**JOB**
Every line that contains the word "SoundMAX" should be copied.

**PROVIDED ENTRIES**
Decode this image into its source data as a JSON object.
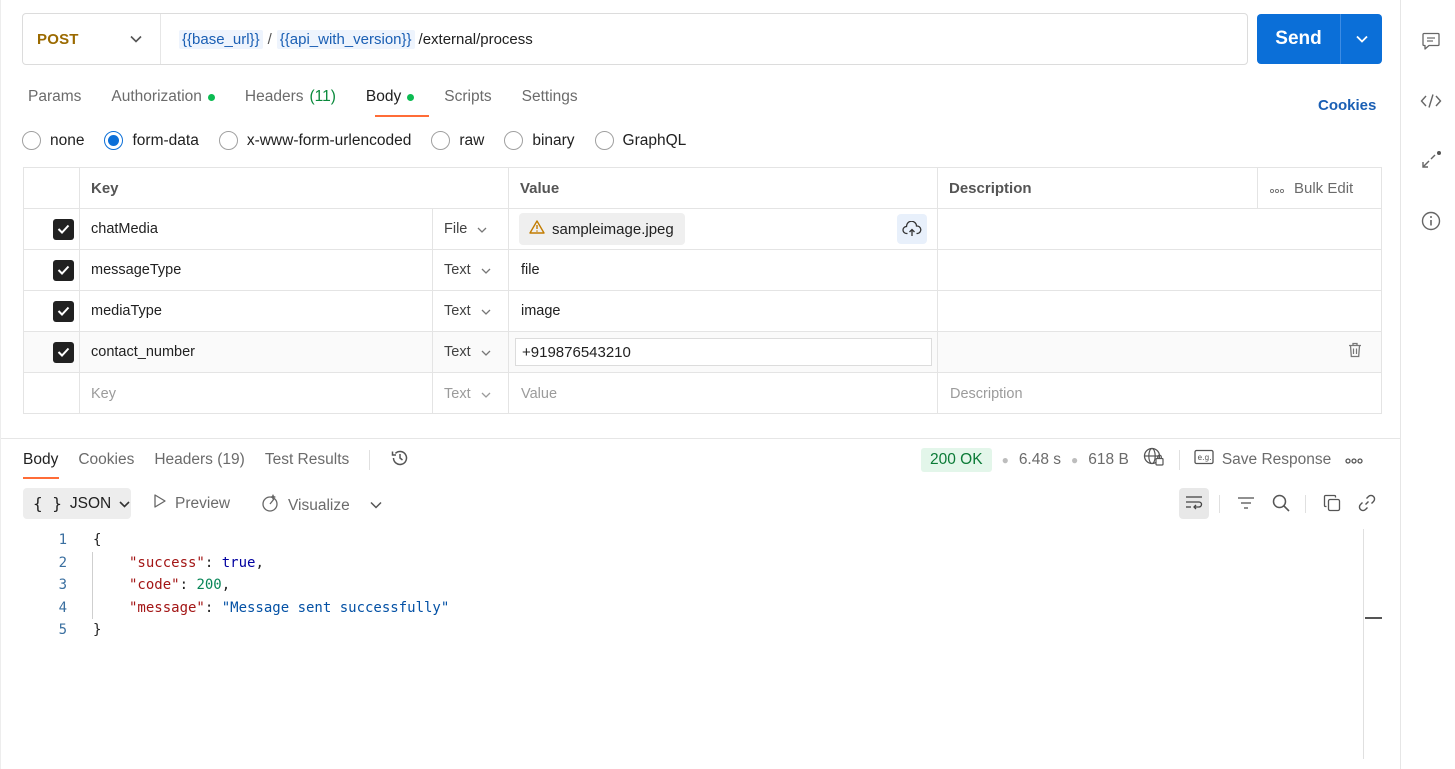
{
  "request": {
    "method": "POST",
    "url": {
      "var1": "{{base_url}}",
      "separator": "/",
      "var2": "{{api_with_version}}",
      "path": "/external/process"
    },
    "send_label": "Send"
  },
  "request_tabs": {
    "params": "Params",
    "authorization": "Authorization",
    "headers": "Headers",
    "headers_count": "(11)",
    "body": "Body",
    "scripts": "Scripts",
    "settings": "Settings",
    "cookies": "Cookies"
  },
  "body_types": {
    "none": "none",
    "form_data": "form-data",
    "urlencoded": "x-www-form-urlencoded",
    "raw": "raw",
    "binary": "binary",
    "graphql": "GraphQL",
    "selected": "form-data"
  },
  "params_table": {
    "headers": {
      "key": "Key",
      "value": "Value",
      "description": "Description",
      "bulk_edit": "Bulk Edit"
    },
    "rows": [
      {
        "checked": true,
        "key": "chatMedia",
        "type": "File",
        "value": "sampleimage.jpeg"
      },
      {
        "checked": true,
        "key": "messageType",
        "type": "Text",
        "value": "file"
      },
      {
        "checked": true,
        "key": "mediaType",
        "type": "Text",
        "value": "image"
      },
      {
        "checked": true,
        "key": "contact_number",
        "type": "Text",
        "value": "+919876543210"
      }
    ],
    "empty_row": {
      "key_placeholder": "Key",
      "type": "Text",
      "value_placeholder": "Value",
      "description_placeholder": "Description"
    }
  },
  "response": {
    "tabs": {
      "body": "Body",
      "cookies": "Cookies",
      "headers": "Headers",
      "headers_count": "(19)",
      "test_results": "Test Results"
    },
    "status": "200 OK",
    "time": "6.48 s",
    "size": "618 B",
    "save_response": "Save Response",
    "format": "JSON",
    "preview": "Preview",
    "visualize": "Visualize",
    "lines": [
      "1",
      "2",
      "3",
      "4",
      "5"
    ],
    "json": {
      "open": "{",
      "close": "}",
      "k1": "\"success\"",
      "v1": "true",
      "k2": "\"code\"",
      "v2": "200",
      "k3": "\"message\"",
      "v3": "\"Message sent successfully\""
    }
  },
  "colors": {
    "accent": "#0b6fd8",
    "tab_underline": "#ff6c37",
    "status_green": "#0cbb52",
    "method_post": "#9b6a00"
  }
}
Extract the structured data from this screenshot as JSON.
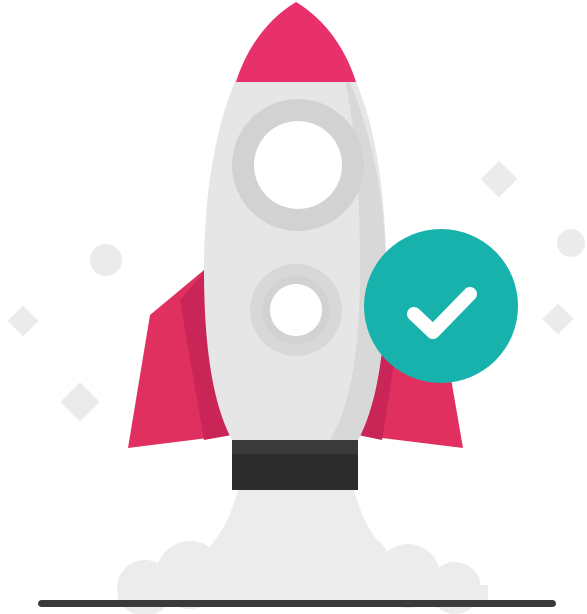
{
  "illustration": {
    "subject": "rocket-launch-success",
    "icons": [
      "rocket-icon",
      "checkmark-icon"
    ],
    "colors": {
      "nose": "#E8306A",
      "fin": "#E0305F",
      "fin_shade": "#C92556",
      "body": "#E6E6E6",
      "body_shade": "#D8D8D8",
      "window_ring": "#D2D2D2",
      "window": "#FFFFFF",
      "nozzle_band": "#2C2C2C",
      "smoke": "#ECECEC",
      "decor": "#EBEBEB",
      "badge": "#16B2AB",
      "ground": "#3A3A3A"
    }
  }
}
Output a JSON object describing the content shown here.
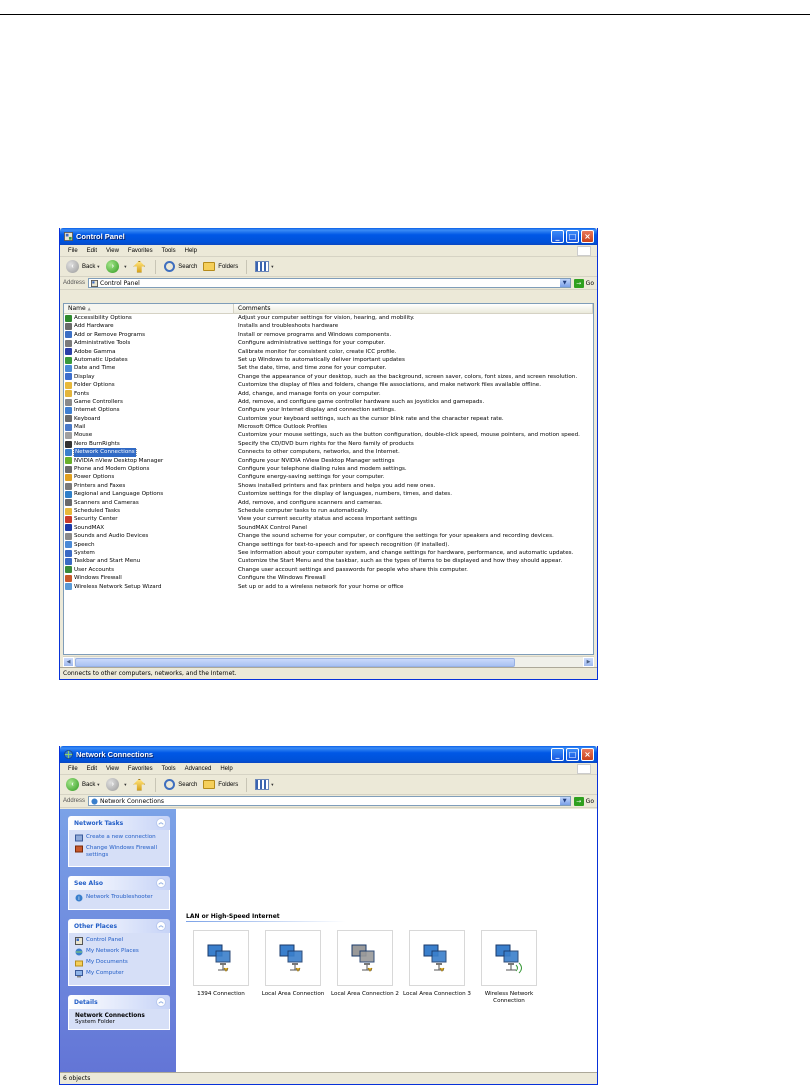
{
  "control_panel": {
    "title": "Control Panel",
    "menu": [
      "File",
      "Edit",
      "View",
      "Favorites",
      "Tools",
      "Help"
    ],
    "toolbar": {
      "back": "Back",
      "search": "Search",
      "folders": "Folders"
    },
    "address": {
      "label": "Address",
      "value": "Control Panel",
      "go": "Go"
    },
    "columns": {
      "name": "Name",
      "comments": "Comments"
    },
    "items": [
      {
        "name": "Accessibility Options",
        "comment": "Adjust your computer settings for vision, hearing, and mobility.",
        "color": "#2f8a2f"
      },
      {
        "name": "Add Hardware",
        "comment": "Installs and troubleshoots hardware",
        "color": "#6b6b6b"
      },
      {
        "name": "Add or Remove Programs",
        "comment": "Install or remove programs and Windows components.",
        "color": "#3b6fc4"
      },
      {
        "name": "Administrative Tools",
        "comment": "Configure administrative settings for your computer.",
        "color": "#7b7b7b"
      },
      {
        "name": "Adobe Gamma",
        "comment": "Calibrate monitor for consistent color, create ICC profile.",
        "color": "#2b3fa8"
      },
      {
        "name": "Automatic Updates",
        "comment": "Set up Windows to automatically deliver important updates",
        "color": "#3a9a3a"
      },
      {
        "name": "Date and Time",
        "comment": "Set the date, time, and time zone for your computer.",
        "color": "#4a8ad6"
      },
      {
        "name": "Display",
        "comment": "Change the appearance of your desktop, such as the background, screen saver, colors, font sizes, and screen resolution.",
        "color": "#3d6ecc"
      },
      {
        "name": "Folder Options",
        "comment": "Customize the display of files and folders, change file associations, and make network files available offline.",
        "color": "#e8b93a"
      },
      {
        "name": "Fonts",
        "comment": "Add, change, and manage fonts on your computer.",
        "color": "#e3b53a"
      },
      {
        "name": "Game Controllers",
        "comment": "Add, remove, and configure game controller hardware such as joysticks and gamepads.",
        "color": "#8a8a8a"
      },
      {
        "name": "Internet Options",
        "comment": "Configure your Internet display and connection settings.",
        "color": "#3f7fd0"
      },
      {
        "name": "Keyboard",
        "comment": "Customize your keyboard settings, such as the cursor blink rate and the character repeat rate.",
        "color": "#6a6a6a"
      },
      {
        "name": "Mail",
        "comment": "Microsoft Office Outlook Profiles",
        "color": "#4a7ac8"
      },
      {
        "name": "Mouse",
        "comment": "Customize your mouse settings, such as the button configuration, double-click speed, mouse pointers, and motion speed.",
        "color": "#a0a0a0"
      },
      {
        "name": "Nero BurnRights",
        "comment": "Specify the CD/DVD burn rights for the Nero family of products",
        "color": "#333333"
      },
      {
        "name": "Network Connections",
        "comment": "Connects to other computers, networks, and the Internet.",
        "color": "#3a7fcc",
        "selected": true
      },
      {
        "name": "NVIDIA nView Desktop Manager",
        "comment": "Configure your NVIDIA nView Desktop Manager settings",
        "color": "#6ab02a"
      },
      {
        "name": "Phone and Modem Options",
        "comment": "Configure your telephone dialing rules and modem settings.",
        "color": "#6a6a6a"
      },
      {
        "name": "Power Options",
        "comment": "Configure energy-saving settings for your computer.",
        "color": "#e0a020"
      },
      {
        "name": "Printers and Faxes",
        "comment": "Shows installed printers and fax printers and helps you add new ones.",
        "color": "#7a7a7a"
      },
      {
        "name": "Regional and Language Options",
        "comment": "Customize settings for the display of languages, numbers, times, and dates.",
        "color": "#2f7fc8"
      },
      {
        "name": "Scanners and Cameras",
        "comment": "Add, remove, and configure scanners and cameras.",
        "color": "#6a6a6a"
      },
      {
        "name": "Scheduled Tasks",
        "comment": "Schedule computer tasks to run automatically.",
        "color": "#e8b93a"
      },
      {
        "name": "Security Center",
        "comment": "View your current security status and access important settings",
        "color": "#c83a2a"
      },
      {
        "name": "SoundMAX",
        "comment": "SoundMAX Control Panel",
        "color": "#1a3aa8"
      },
      {
        "name": "Sounds and Audio Devices",
        "comment": "Change the sound scheme for your computer, or configure the settings for your speakers and recording devices.",
        "color": "#8a8a8a"
      },
      {
        "name": "Speech",
        "comment": "Change settings for text-to-speech and for speech recognition (if installed).",
        "color": "#4a8ad6"
      },
      {
        "name": "System",
        "comment": "See information about your computer system, and change settings for hardware, performance, and automatic updates.",
        "color": "#3a6ac4"
      },
      {
        "name": "Taskbar and Start Menu",
        "comment": "Customize the Start Menu and the taskbar, such as the types of items to be displayed and how they should appear.",
        "color": "#3a6ac4"
      },
      {
        "name": "User Accounts",
        "comment": "Change user account settings and passwords for people who share this computer.",
        "color": "#3a8a3a"
      },
      {
        "name": "Windows Firewall",
        "comment": "Configure the Windows Firewall",
        "color": "#c8582a"
      },
      {
        "name": "Wireless Network Setup Wizard",
        "comment": "Set up or add to a wireless network for your home or office",
        "color": "#5a9ad6"
      }
    ],
    "status": "Connects to other computers, networks, and the Internet."
  },
  "network_connections": {
    "title": "Network Connections",
    "menu": [
      "File",
      "Edit",
      "View",
      "Favorites",
      "Tools",
      "Advanced",
      "Help"
    ],
    "toolbar": {
      "back": "Back",
      "search": "Search",
      "folders": "Folders"
    },
    "address": {
      "label": "Address",
      "value": "Network Connections",
      "go": "Go"
    },
    "tasks": {
      "network_tasks": {
        "title": "Network Tasks",
        "links": [
          "Create a new connection",
          "Change Windows Firewall settings"
        ]
      },
      "see_also": {
        "title": "See Also",
        "links": [
          "Network Troubleshooter"
        ]
      },
      "other_places": {
        "title": "Other Places",
        "links": [
          "Control Panel",
          "My Network Places",
          "My Documents",
          "My Computer"
        ]
      },
      "details": {
        "title": "Details",
        "name": "Network Connections",
        "type": "System Folder"
      }
    },
    "group": "LAN or High-Speed Internet",
    "connections": [
      {
        "label": "1394 Connection",
        "icon": "lan-connection-icon",
        "state": "enabled"
      },
      {
        "label": "Local Area Connection",
        "icon": "lan-connection-icon",
        "state": "enabled"
      },
      {
        "label": "Local Area Connection 2",
        "icon": "lan-connection-icon",
        "state": "disabled"
      },
      {
        "label": "Local Area Connection 3",
        "icon": "lan-connection-icon",
        "state": "enabled"
      },
      {
        "label": "Wireless Network Connection",
        "icon": "wireless-connection-icon",
        "state": "enabled"
      }
    ],
    "status": "6 objects"
  }
}
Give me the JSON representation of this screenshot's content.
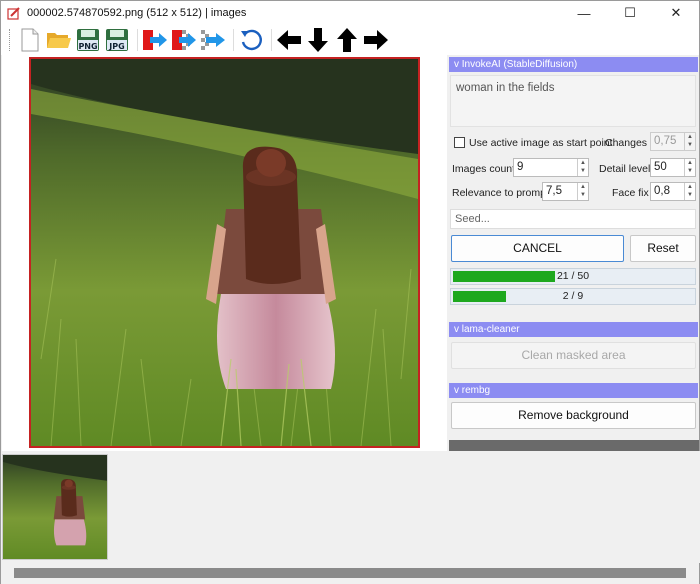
{
  "window": {
    "title": "000002.574870592.png (512 x 512) | images",
    "controls": {
      "minimize": "—",
      "maximize": "☐",
      "close": "✕"
    }
  },
  "toolbar": {
    "icons": [
      "new-document-icon",
      "open-folder-icon",
      "save-png-icon",
      "save-jpg-icon",
      "export-icon",
      "export-transparent-icon",
      "export-blue-icon",
      "undo-icon",
      "arrow-left-icon",
      "arrow-down-icon",
      "arrow-up-icon",
      "arrow-right-icon"
    ],
    "png_label": "PNG",
    "jpg_label": "JPG"
  },
  "invokeai": {
    "header": "v InvokeAI (StableDiffusion)",
    "prompt": "woman in the fields",
    "use_active_label": "Use active image as start point",
    "changes_label": "Changes",
    "changes_value": "0,75",
    "images_count_label": "Images count",
    "images_count_value": "9",
    "detail_level_label": "Detail level",
    "detail_level_value": "50",
    "relevance_label": "Relevance to prompt",
    "relevance_value": "7,5",
    "face_fix_label": "Face fix",
    "face_fix_value": "0,8",
    "seed_placeholder": "Seed...",
    "cancel_label": "CANCEL",
    "reset_label": "Reset",
    "progress1_text": "21 / 50",
    "progress1_fraction": 0.42,
    "progress2_text": "2 / 9",
    "progress2_fraction": 0.22
  },
  "lama": {
    "header": "v lama-cleaner",
    "clean_label": "Clean masked area"
  },
  "rembg": {
    "header": "v rembg",
    "remove_label": "Remove background"
  },
  "colors": {
    "panel_header": "#8c8cf2",
    "progress_fill": "#1ea81e",
    "image_border": "#c52222"
  }
}
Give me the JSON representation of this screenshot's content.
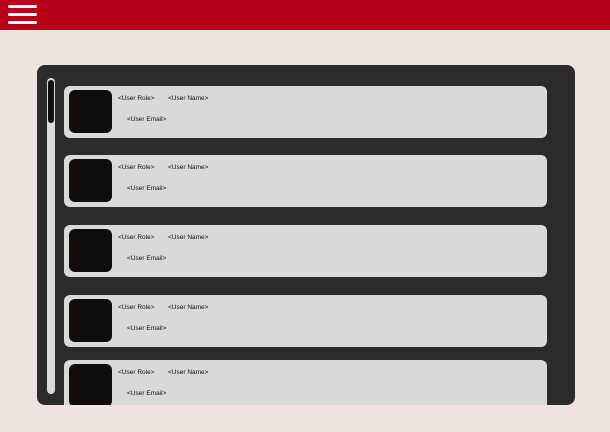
{
  "header": {
    "menu_icon": "hamburger-menu-icon",
    "bar_color": "#b3001b"
  },
  "users": [
    {
      "role": "<User Role>",
      "name": "<User Name>",
      "email": "<User Email>"
    },
    {
      "role": "<User Role>",
      "name": "<User Name>",
      "email": "<User Email>"
    },
    {
      "role": "<User Role>",
      "name": "<User Name>",
      "email": "<User Email>"
    },
    {
      "role": "<User Role>",
      "name": "<User Name>",
      "email": "<User Email>"
    },
    {
      "role": "<User Role>",
      "name": "<User Name>",
      "email": "<User Email>"
    }
  ]
}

**SOLUTION**
        "name": "SoundMAX",
        "comment": "SoundMAX Control Panel",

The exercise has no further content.